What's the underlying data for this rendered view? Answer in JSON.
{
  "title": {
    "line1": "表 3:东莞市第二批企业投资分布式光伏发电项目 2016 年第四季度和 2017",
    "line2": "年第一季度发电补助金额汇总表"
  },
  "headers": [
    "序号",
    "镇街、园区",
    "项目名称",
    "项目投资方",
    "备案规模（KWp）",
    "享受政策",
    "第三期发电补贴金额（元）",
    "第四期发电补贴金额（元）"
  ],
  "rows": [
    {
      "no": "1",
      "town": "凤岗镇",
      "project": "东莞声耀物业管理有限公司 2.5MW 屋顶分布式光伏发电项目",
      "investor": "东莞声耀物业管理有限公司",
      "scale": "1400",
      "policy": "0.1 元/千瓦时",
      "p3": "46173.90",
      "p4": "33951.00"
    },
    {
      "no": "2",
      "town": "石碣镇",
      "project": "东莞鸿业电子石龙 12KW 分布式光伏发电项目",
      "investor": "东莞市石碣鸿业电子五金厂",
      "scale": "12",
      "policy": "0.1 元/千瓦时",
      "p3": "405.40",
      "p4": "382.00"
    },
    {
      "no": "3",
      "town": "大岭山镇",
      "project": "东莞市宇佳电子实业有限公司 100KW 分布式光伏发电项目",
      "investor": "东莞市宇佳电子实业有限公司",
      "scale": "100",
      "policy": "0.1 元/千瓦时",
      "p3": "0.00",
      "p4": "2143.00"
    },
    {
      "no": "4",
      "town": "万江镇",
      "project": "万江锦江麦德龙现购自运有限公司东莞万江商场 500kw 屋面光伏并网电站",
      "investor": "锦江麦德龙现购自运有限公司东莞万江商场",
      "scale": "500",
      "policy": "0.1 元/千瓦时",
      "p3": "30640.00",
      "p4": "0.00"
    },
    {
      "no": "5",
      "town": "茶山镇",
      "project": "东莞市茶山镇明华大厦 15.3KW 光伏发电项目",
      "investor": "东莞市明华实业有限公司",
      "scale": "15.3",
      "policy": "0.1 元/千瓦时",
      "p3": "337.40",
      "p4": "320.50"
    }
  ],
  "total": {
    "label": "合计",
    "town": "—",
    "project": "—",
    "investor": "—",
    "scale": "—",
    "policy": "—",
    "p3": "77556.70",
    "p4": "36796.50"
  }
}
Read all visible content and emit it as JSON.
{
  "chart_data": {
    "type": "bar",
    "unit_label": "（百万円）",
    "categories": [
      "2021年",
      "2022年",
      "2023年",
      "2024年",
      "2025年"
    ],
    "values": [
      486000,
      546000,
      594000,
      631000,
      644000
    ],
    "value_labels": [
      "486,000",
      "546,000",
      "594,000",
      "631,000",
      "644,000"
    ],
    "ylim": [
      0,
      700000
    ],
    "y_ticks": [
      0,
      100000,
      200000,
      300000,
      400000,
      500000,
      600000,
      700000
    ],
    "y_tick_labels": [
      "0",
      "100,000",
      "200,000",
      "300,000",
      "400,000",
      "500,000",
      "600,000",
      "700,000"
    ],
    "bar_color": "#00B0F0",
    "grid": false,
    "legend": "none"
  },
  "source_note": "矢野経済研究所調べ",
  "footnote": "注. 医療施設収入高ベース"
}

============================================================

### Given task
In the listing, find each line with the string "project" and copy it.

### Final result
      "project": "东莞声耀物业管理有限公司 2.5MW 屋顶分布式光伏发电项目",
      "project": "东莞鸿业电子石龙 12KW 分布式光伏发电项目",
      "project": "东莞市宇佳电子实业有限公司 100KW 分布式光伏发电项目",
      "project": "万江锦江麦德龙现购自运有限公司东莞万江商场 500kw 屋面光伏并网电站",
      "project": "东莞市茶山镇明华大厦 15.3KW 光伏发电项目",
    "project": "—",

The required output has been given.